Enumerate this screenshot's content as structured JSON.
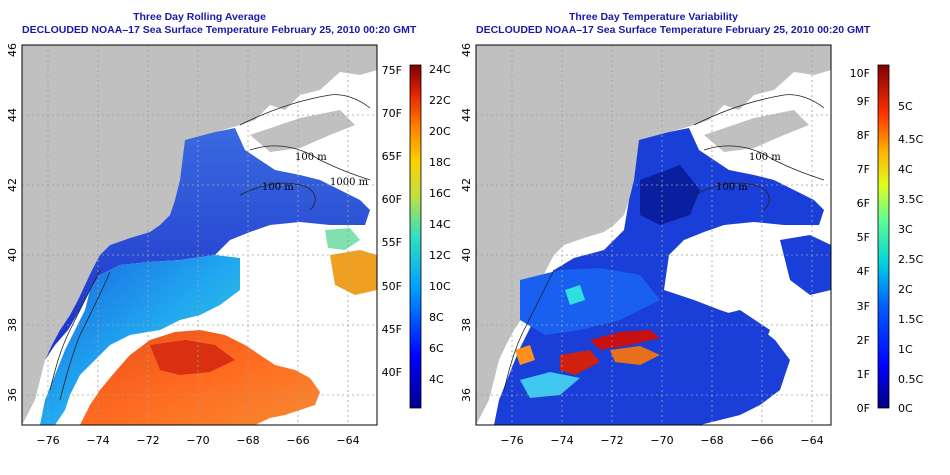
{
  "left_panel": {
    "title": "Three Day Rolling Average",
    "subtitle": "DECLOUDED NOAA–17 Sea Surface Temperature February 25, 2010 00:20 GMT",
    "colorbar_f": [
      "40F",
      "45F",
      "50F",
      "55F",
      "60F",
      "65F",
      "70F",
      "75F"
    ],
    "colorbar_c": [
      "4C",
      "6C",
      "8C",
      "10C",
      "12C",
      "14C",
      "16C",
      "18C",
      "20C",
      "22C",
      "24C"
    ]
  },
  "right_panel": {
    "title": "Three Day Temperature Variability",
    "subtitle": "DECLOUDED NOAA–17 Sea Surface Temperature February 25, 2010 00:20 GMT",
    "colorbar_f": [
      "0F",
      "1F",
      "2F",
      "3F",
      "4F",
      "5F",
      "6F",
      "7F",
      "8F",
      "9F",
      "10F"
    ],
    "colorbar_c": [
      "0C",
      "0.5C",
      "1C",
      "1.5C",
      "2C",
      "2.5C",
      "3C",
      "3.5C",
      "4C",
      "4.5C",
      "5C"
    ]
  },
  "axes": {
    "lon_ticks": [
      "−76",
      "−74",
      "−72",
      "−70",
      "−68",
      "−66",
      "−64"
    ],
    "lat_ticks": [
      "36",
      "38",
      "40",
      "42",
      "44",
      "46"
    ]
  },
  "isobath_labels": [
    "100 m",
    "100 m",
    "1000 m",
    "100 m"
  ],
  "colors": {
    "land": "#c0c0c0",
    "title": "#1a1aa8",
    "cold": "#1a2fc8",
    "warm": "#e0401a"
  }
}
◇ ◇ ◇ ◇
_EXERCISE BRIEF_. Quote each entry above verbatim and drop the pictures.

_SOLVED PROBLEM_.
Enumerate this screenshot's content as structured JSON.
{
  "left_panel": {
    "title": "Three Day Rolling Average",
    "subtitle": "DECLOUDED NOAA–17 Sea Surface Temperature February 25, 2010 00:20 GMT",
    "colorbar_f": [
      "40F",
      "45F",
      "50F",
      "55F",
      "60F",
      "65F",
      "70F",
      "75F"
    ],
    "colorbar_c": [
      "4C",
      "6C",
      "8C",
      "10C",
      "12C",
      "14C",
      "16C",
      "18C",
      "20C",
      "22C",
      "24C"
    ]
  },
  "right_panel": {
    "title": "Three Day Temperature Variability",
    "subtitle": "DECLOUDED NOAA–17 Sea Surface Temperature February 25, 2010 00:20 GMT",
    "colorbar_f": [
      "0F",
      "1F",
      "2F",
      "3F",
      "4F",
      "5F",
      "6F",
      "7F",
      "8F",
      "9F",
      "10F"
    ],
    "colorbar_c": [
      "0C",
      "0.5C",
      "1C",
      "1.5C",
      "2C",
      "2.5C",
      "3C",
      "3.5C",
      "4C",
      "4.5C",
      "5C"
    ]
  },
  "axes": {
    "lon_ticks": [
      "−76",
      "−74",
      "−72",
      "−70",
      "−68",
      "−66",
      "−64"
    ],
    "lat_ticks": [
      "36",
      "38",
      "40",
      "42",
      "44",
      "46"
    ]
  },
  "isobath_labels": [
    "100 m",
    "100 m",
    "1000 m",
    "100 m"
  ],
  "colors": {
    "land": "#c0c0c0",
    "title": "#1a1aa8",
    "cold": "#1a2fc8",
    "warm": "#e0401a"
  }
}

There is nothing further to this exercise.